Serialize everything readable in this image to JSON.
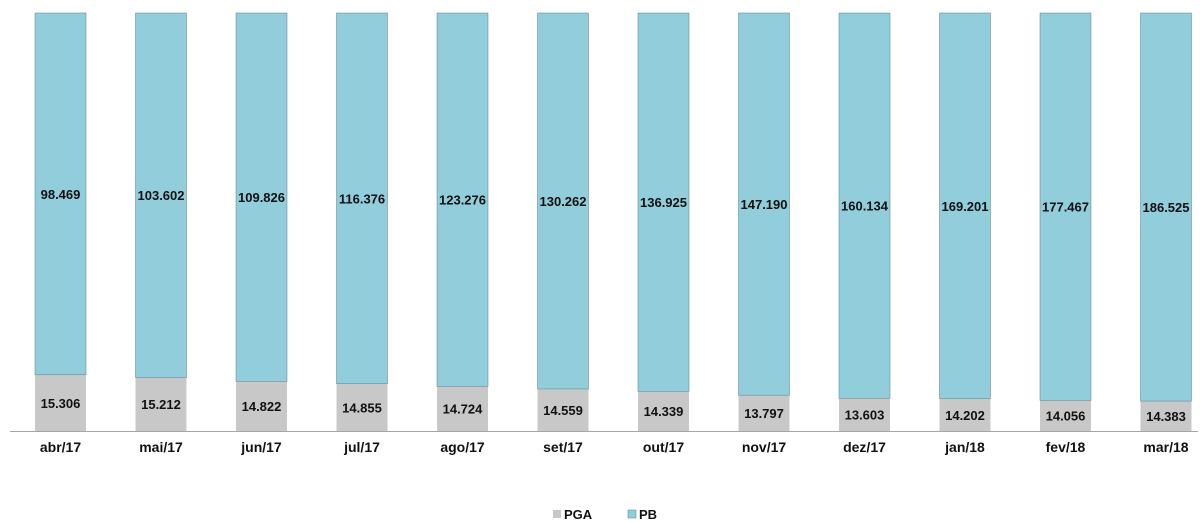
{
  "chart_data": {
    "type": "bar",
    "stacked": true,
    "categories": [
      "abr/17",
      "mai/17",
      "jun/17",
      "jul/17",
      "ago/17",
      "set/17",
      "out/17",
      "nov/17",
      "dez/17",
      "jan/18",
      "fev/18",
      "mar/18"
    ],
    "series": [
      {
        "name": "PGA",
        "color": "#c8c8c8",
        "values": [
          15.306,
          15.212,
          14.822,
          14.855,
          14.724,
          14.559,
          14.339,
          13.797,
          13.603,
          14.202,
          14.056,
          14.383
        ],
        "labels": [
          "15.306",
          "15.212",
          "14.822",
          "14.855",
          "14.724",
          "14.559",
          "14.339",
          "13.797",
          "13.603",
          "14.202",
          "14.056",
          "14.383"
        ]
      },
      {
        "name": "PB",
        "color": "#92cddc",
        "values": [
          98.469,
          103.602,
          109.826,
          116.376,
          123.276,
          130.262,
          136.925,
          147.19,
          160.134,
          169.201,
          177.467,
          186.525
        ],
        "labels": [
          "98.469",
          "103.602",
          "109.826",
          "116.376",
          "123.276",
          "130.262",
          "136.925",
          "147.190",
          "160.134",
          "169.201",
          "177.467",
          "186.525"
        ]
      }
    ],
    "normalized_100_percent": true,
    "legend_position": "bottom",
    "grid": false
  }
}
--- --- ---
Copy every record character for character. Skip the pictures.

Serialize everything readable in this image to JSON.
{
  "chart_data": {
    "type": "bar",
    "stacked": true,
    "categories": [
      "abr/17",
      "mai/17",
      "jun/17",
      "jul/17",
      "ago/17",
      "set/17",
      "out/17",
      "nov/17",
      "dez/17",
      "jan/18",
      "fev/18",
      "mar/18"
    ],
    "series": [
      {
        "name": "PGA",
        "color": "#c8c8c8",
        "values": [
          15.306,
          15.212,
          14.822,
          14.855,
          14.724,
          14.559,
          14.339,
          13.797,
          13.603,
          14.202,
          14.056,
          14.383
        ],
        "labels": [
          "15.306",
          "15.212",
          "14.822",
          "14.855",
          "14.724",
          "14.559",
          "14.339",
          "13.797",
          "13.603",
          "14.202",
          "14.056",
          "14.383"
        ]
      },
      {
        "name": "PB",
        "color": "#92cddc",
        "values": [
          98.469,
          103.602,
          109.826,
          116.376,
          123.276,
          130.262,
          136.925,
          147.19,
          160.134,
          169.201,
          177.467,
          186.525
        ],
        "labels": [
          "98.469",
          "103.602",
          "109.826",
          "116.376",
          "123.276",
          "130.262",
          "136.925",
          "147.190",
          "160.134",
          "169.201",
          "177.467",
          "186.525"
        ]
      }
    ],
    "normalized_100_percent": true,
    "legend_position": "bottom",
    "grid": false
  }
}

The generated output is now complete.